[Records from a collection]
◆ ◆ ◆ ◆ ◆
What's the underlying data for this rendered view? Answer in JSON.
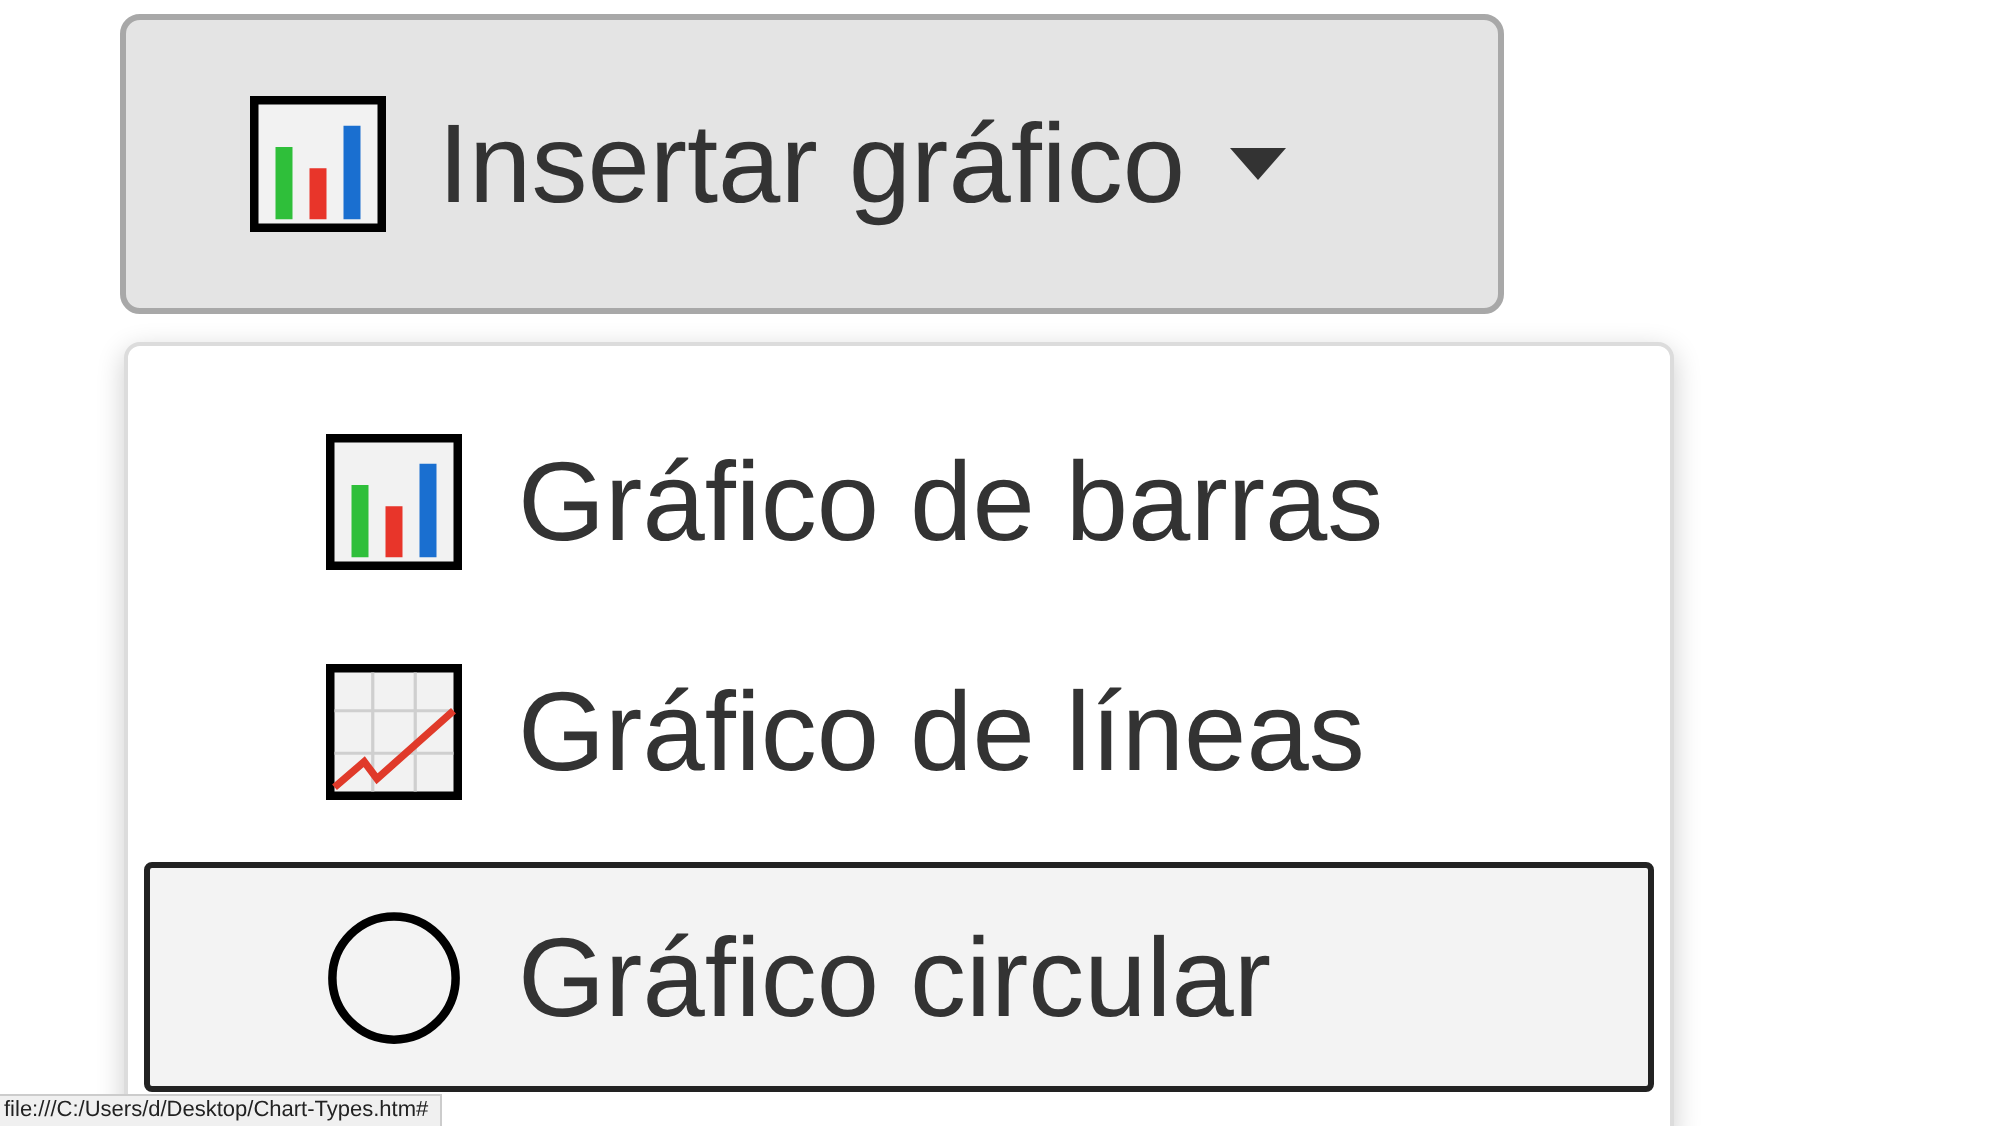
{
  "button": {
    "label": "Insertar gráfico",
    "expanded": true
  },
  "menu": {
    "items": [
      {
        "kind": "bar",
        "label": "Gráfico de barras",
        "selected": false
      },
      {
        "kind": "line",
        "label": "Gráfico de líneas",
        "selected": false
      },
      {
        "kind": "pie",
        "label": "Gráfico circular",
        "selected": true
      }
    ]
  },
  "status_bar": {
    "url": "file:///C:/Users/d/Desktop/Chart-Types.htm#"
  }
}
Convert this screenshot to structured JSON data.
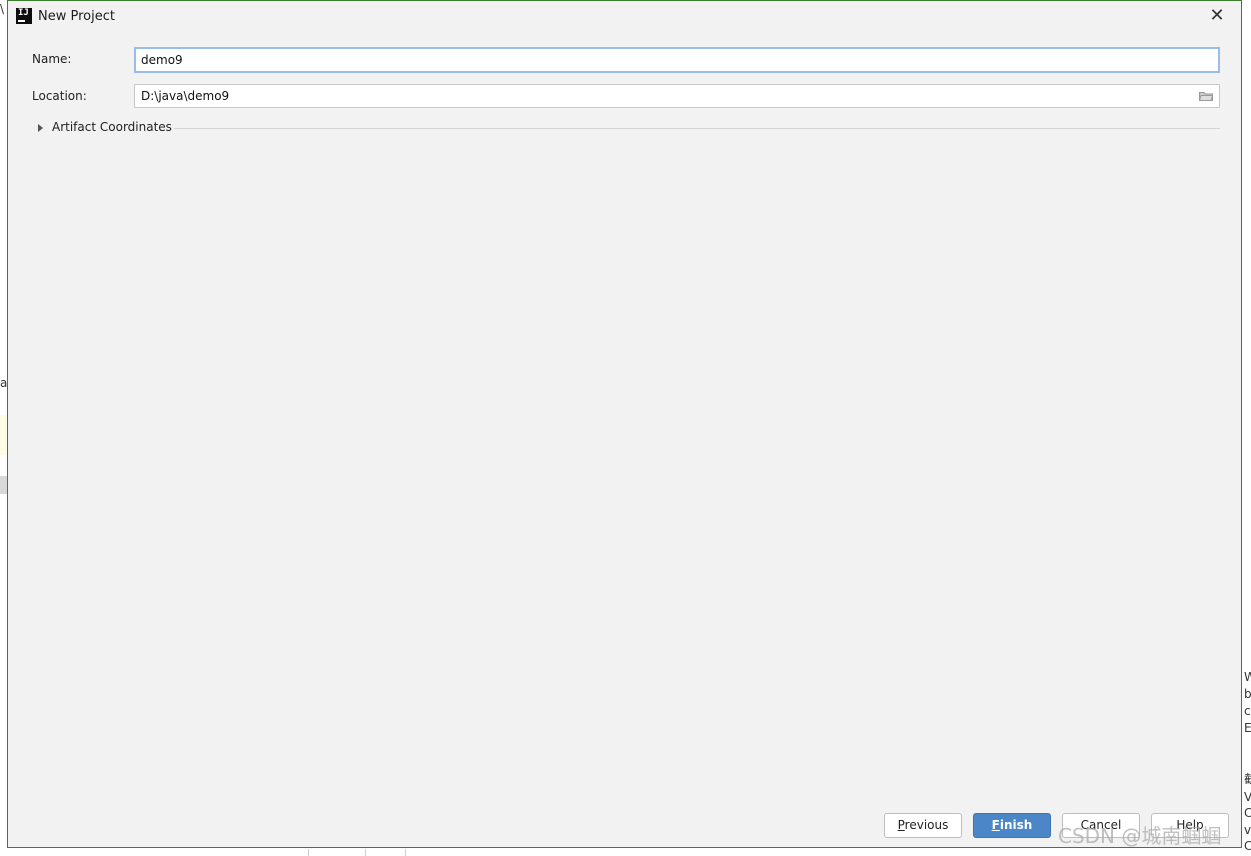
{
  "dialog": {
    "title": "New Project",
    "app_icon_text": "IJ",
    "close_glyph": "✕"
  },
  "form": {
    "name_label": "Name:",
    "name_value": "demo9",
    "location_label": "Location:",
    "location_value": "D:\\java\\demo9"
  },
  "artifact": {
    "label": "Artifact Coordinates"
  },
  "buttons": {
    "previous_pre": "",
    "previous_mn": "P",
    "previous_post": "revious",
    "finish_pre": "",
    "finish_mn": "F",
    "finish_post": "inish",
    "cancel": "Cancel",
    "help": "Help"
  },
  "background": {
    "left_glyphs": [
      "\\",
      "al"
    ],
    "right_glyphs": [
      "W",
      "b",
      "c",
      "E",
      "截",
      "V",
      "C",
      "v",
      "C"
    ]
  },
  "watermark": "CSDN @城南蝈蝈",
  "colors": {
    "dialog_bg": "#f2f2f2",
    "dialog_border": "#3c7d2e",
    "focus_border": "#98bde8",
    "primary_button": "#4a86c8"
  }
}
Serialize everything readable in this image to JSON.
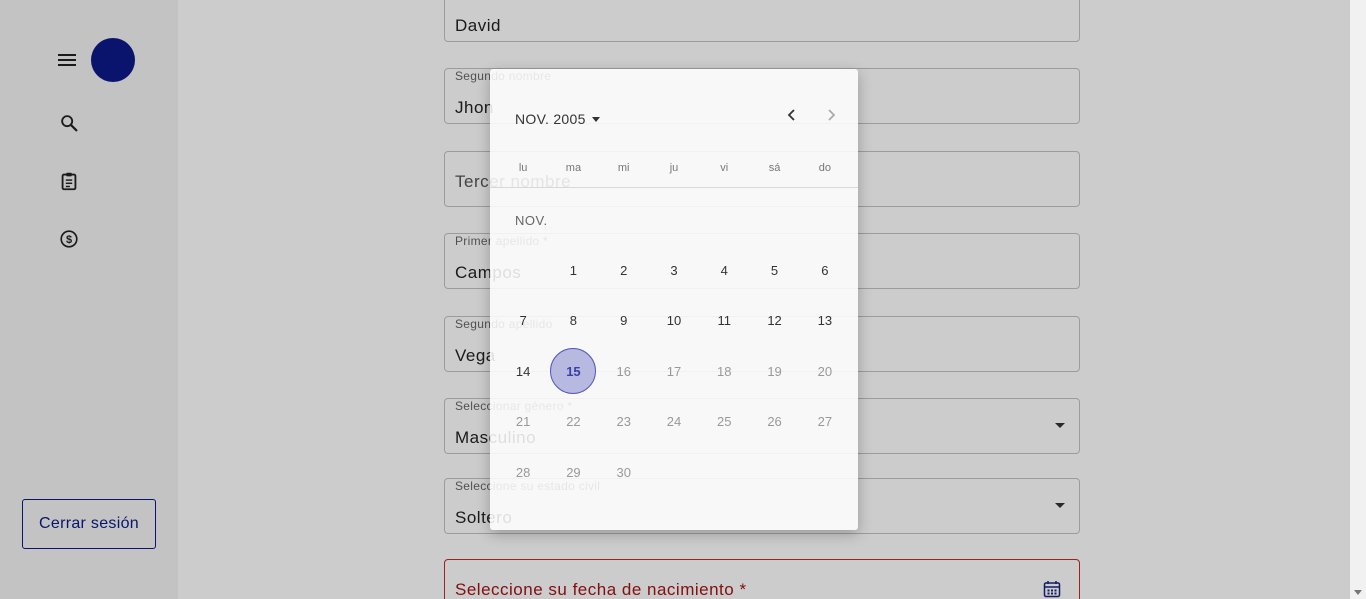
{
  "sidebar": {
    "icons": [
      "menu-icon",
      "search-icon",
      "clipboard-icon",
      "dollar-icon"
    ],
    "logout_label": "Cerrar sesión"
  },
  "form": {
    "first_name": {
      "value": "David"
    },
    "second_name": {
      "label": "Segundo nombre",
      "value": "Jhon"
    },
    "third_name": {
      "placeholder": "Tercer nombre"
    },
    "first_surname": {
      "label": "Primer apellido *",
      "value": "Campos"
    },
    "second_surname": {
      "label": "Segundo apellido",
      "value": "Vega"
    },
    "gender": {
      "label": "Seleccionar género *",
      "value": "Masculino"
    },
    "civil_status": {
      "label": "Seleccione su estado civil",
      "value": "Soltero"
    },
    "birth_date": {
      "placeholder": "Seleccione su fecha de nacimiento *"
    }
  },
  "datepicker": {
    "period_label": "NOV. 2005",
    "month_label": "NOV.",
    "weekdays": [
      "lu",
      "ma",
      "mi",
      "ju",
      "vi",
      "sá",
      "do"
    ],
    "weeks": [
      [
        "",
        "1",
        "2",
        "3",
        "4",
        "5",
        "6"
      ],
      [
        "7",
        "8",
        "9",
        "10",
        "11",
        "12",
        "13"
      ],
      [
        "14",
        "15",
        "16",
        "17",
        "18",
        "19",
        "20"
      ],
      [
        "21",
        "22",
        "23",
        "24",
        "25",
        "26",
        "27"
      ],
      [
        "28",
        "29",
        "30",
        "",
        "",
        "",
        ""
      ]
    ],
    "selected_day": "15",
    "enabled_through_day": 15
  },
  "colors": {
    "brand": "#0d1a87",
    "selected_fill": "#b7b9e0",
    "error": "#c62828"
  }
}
◆ ◆ ◆ ◆ ◆
Direction: An exact transcription of all the entries is required, without the pictures.

Task response:
What's the underlying data for this rendered view? Answer in JSON.
{
  "button": {
    "label": "Insertar gráfico",
    "expanded": true
  },
  "menu": {
    "items": [
      {
        "kind": "bar",
        "label": "Gráfico de barras",
        "selected": false
      },
      {
        "kind": "line",
        "label": "Gráfico de líneas",
        "selected": false
      },
      {
        "kind": "pie",
        "label": "Gráfico circular",
        "selected": true
      }
    ]
  },
  "status_bar": {
    "url": "file:///C:/Users/d/Desktop/Chart-Types.htm#"
  }
}
Convert this screenshot to structured JSON data.
{
  "dialog": {
    "title": "New Project",
    "app_icon_text": "IJ",
    "close_glyph": "✕"
  },
  "form": {
    "name_label": "Name:",
    "name_value": "demo9",
    "location_label": "Location:",
    "location_value": "D:\\java\\demo9"
  },
  "artifact": {
    "label": "Artifact Coordinates"
  },
  "buttons": {
    "previous_pre": "",
    "previous_mn": "P",
    "previous_post": "revious",
    "finish_pre": "",
    "finish_mn": "F",
    "finish_post": "inish",
    "cancel": "Cancel",
    "help": "Help"
  },
  "background": {
    "left_glyphs": [
      "\\",
      "al"
    ],
    "right_glyphs": [
      "W",
      "b",
      "c",
      "E",
      "截",
      "V",
      "C",
      "v",
      "C"
    ]
  },
  "watermark": "CSDN @城南蝈蝈",
  "colors": {
    "dialog_bg": "#f2f2f2",
    "dialog_border": "#3c7d2e",
    "focus_border": "#98bde8",
    "primary_button": "#4a86c8"
  }
}
Serialize everything readable in this image to JSON.
{
  "sidebar": {
    "icons": [
      "menu-icon",
      "search-icon",
      "clipboard-icon",
      "dollar-icon"
    ],
    "logout_label": "Cerrar sesión"
  },
  "form": {
    "first_name": {
      "value": "David"
    },
    "second_name": {
      "label": "Segundo nombre",
      "value": "Jhon"
    },
    "third_name": {
      "placeholder": "Tercer nombre"
    },
    "first_surname": {
      "label": "Primer apellido *",
      "value": "Campos"
    },
    "second_surname": {
      "label": "Segundo apellido",
      "value": "Vega"
    },
    "gender": {
      "label": "Seleccionar género *",
      "value": "Masculino"
    },
    "civil_status": {
      "label": "Seleccione su estado civil",
      "value": "Soltero"
    },
    "birth_date": {
      "placeholder": "Seleccione su fecha de nacimiento *"
    }
  },
  "datepicker": {
    "period_label": "NOV. 2005",
    "month_label": "NOV.",
    "weekdays": [
      "lu",
      "ma",
      "mi",
      "ju",
      "vi",
      "sá",
      "do"
    ],
    "weeks": [
      [
        "",
        "1",
        "2",
        "3",
        "4",
        "5",
        "6"
      ],
      [
        "7",
        "8",
        "9",
        "10",
        "11",
        "12",
        "13"
      ],
      [
        "14",
        "15",
        "16",
        "17",
        "18",
        "19",
        "20"
      ],
      [
        "21",
        "22",
        "23",
        "24",
        "25",
        "26",
        "27"
      ],
      [
        "28",
        "29",
        "30",
        "",
        "",
        "",
        ""
      ]
    ],
    "selected_day": "15",
    "enabled_through_day": 15
  },
  "colors": {
    "brand": "#0d1a87",
    "selected_fill": "#b7b9e0",
    "error": "#c62828"
  }
}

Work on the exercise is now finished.